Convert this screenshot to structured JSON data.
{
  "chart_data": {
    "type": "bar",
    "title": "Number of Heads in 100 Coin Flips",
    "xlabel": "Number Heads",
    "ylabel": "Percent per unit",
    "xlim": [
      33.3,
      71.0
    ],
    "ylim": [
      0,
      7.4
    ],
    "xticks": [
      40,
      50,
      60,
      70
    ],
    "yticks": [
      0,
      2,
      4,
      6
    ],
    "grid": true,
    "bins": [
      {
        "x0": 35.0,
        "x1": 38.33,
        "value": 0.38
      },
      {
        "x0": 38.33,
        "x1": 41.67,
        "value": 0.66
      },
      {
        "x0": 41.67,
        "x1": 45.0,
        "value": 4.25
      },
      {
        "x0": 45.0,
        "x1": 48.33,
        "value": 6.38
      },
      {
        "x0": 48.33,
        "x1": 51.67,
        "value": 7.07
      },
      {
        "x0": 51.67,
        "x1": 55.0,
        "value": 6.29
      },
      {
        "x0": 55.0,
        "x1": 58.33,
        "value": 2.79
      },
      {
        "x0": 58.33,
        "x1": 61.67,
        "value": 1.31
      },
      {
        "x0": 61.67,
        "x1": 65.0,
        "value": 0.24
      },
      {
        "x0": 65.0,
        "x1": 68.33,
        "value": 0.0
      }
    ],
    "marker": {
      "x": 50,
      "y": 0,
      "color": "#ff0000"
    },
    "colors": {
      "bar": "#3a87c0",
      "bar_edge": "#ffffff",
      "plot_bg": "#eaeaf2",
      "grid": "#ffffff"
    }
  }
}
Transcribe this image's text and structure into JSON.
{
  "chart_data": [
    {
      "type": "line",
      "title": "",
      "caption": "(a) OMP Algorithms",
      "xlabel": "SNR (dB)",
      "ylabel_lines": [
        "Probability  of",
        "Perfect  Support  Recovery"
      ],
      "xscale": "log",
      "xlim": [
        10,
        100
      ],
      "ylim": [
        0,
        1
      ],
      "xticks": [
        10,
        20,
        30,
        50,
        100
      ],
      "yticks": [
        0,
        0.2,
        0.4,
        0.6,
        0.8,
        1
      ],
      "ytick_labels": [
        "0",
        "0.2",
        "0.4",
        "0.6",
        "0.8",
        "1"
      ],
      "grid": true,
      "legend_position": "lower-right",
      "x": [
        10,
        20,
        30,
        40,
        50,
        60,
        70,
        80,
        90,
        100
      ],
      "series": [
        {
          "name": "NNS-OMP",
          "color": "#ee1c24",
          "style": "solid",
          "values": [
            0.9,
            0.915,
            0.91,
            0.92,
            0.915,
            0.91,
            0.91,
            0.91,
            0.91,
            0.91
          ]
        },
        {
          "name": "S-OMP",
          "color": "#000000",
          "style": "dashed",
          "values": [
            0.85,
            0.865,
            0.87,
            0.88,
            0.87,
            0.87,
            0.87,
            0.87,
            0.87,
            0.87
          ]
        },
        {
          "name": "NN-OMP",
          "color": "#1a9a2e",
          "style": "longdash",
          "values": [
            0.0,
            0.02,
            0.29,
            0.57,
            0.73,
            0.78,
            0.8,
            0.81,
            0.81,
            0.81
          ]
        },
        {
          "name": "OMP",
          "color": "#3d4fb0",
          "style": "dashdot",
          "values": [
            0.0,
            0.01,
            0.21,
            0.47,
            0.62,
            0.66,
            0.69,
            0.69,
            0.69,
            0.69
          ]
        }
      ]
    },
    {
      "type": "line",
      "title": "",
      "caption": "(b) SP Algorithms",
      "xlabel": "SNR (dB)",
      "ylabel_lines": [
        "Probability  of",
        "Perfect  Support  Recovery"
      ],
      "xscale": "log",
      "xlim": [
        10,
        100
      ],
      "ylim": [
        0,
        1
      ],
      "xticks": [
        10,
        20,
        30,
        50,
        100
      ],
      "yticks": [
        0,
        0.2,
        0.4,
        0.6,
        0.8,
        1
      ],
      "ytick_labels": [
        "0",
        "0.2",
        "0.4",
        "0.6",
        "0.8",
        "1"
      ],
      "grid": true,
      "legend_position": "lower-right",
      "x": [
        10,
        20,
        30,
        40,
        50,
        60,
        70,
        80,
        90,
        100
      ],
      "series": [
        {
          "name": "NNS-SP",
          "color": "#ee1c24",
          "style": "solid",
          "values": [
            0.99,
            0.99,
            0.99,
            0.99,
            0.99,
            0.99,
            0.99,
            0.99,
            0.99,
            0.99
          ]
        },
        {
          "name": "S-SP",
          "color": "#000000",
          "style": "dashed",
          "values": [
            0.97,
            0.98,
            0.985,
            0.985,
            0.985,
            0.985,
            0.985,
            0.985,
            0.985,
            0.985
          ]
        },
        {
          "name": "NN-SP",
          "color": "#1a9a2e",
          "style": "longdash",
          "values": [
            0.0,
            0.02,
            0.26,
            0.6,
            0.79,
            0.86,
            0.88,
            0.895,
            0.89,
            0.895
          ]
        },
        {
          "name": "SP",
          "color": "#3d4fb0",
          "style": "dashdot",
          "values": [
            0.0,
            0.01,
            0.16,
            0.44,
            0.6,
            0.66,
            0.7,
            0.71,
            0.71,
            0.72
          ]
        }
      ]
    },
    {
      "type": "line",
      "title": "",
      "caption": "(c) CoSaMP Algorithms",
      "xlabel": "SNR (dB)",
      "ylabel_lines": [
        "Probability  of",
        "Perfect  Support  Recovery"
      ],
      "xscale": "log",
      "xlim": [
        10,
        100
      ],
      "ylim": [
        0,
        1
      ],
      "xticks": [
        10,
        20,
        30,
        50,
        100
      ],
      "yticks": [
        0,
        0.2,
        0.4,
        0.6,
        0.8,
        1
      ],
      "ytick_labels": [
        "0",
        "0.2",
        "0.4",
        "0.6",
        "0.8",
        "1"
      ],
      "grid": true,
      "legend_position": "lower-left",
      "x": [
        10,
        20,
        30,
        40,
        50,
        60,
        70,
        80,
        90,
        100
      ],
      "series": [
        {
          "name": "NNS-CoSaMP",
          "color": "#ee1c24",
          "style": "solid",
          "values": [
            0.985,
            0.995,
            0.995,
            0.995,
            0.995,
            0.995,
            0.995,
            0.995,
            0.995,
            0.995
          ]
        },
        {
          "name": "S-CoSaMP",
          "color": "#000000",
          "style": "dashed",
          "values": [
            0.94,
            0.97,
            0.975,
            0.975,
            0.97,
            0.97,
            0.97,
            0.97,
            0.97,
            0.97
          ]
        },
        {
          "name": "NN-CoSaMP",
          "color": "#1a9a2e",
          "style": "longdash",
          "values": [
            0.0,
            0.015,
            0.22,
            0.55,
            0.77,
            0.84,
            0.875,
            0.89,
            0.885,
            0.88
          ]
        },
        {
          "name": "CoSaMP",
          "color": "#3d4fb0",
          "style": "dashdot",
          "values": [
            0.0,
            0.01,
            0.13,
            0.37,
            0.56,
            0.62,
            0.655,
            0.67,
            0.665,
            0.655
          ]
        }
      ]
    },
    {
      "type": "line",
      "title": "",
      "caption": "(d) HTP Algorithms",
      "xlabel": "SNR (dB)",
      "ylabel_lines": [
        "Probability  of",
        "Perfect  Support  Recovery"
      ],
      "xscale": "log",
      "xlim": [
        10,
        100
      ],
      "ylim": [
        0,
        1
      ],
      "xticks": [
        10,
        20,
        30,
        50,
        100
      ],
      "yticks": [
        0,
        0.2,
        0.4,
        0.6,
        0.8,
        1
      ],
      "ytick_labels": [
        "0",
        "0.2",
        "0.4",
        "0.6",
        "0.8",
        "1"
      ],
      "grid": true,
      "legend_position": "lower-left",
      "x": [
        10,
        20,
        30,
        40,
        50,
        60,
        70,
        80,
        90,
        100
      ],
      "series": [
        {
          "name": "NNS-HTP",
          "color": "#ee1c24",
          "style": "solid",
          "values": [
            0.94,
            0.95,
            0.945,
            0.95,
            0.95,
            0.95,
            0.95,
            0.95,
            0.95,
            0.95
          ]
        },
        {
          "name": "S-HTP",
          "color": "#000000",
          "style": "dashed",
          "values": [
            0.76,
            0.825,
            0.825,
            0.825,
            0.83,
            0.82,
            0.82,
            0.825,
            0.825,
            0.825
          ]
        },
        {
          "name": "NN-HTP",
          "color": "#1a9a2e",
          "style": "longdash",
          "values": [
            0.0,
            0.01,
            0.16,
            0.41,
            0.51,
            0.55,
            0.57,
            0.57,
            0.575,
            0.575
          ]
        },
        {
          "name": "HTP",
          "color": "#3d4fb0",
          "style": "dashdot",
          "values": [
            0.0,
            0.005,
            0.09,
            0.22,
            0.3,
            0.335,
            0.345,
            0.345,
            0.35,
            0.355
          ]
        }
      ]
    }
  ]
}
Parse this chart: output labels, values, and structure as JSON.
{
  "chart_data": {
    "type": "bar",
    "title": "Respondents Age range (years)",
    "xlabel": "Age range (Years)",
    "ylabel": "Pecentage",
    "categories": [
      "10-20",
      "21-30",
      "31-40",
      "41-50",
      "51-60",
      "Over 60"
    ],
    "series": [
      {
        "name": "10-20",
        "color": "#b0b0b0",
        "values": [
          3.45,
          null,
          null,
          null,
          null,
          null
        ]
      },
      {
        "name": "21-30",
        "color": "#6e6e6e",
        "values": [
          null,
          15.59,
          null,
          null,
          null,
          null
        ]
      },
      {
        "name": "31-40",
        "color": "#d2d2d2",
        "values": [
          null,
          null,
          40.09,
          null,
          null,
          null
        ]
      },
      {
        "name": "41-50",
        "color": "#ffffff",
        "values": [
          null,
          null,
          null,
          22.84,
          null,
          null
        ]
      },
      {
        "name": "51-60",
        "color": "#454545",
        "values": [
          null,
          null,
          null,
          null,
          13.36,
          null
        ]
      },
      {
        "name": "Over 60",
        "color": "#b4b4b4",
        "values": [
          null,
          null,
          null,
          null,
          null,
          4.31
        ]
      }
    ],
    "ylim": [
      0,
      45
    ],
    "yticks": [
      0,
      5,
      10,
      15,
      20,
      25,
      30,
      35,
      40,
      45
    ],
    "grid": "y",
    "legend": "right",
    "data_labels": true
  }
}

-*-

§ **Written request**:
How many lines of the data contain the word "JSON"? Answer with the number alone.

§ **Task answer**:
3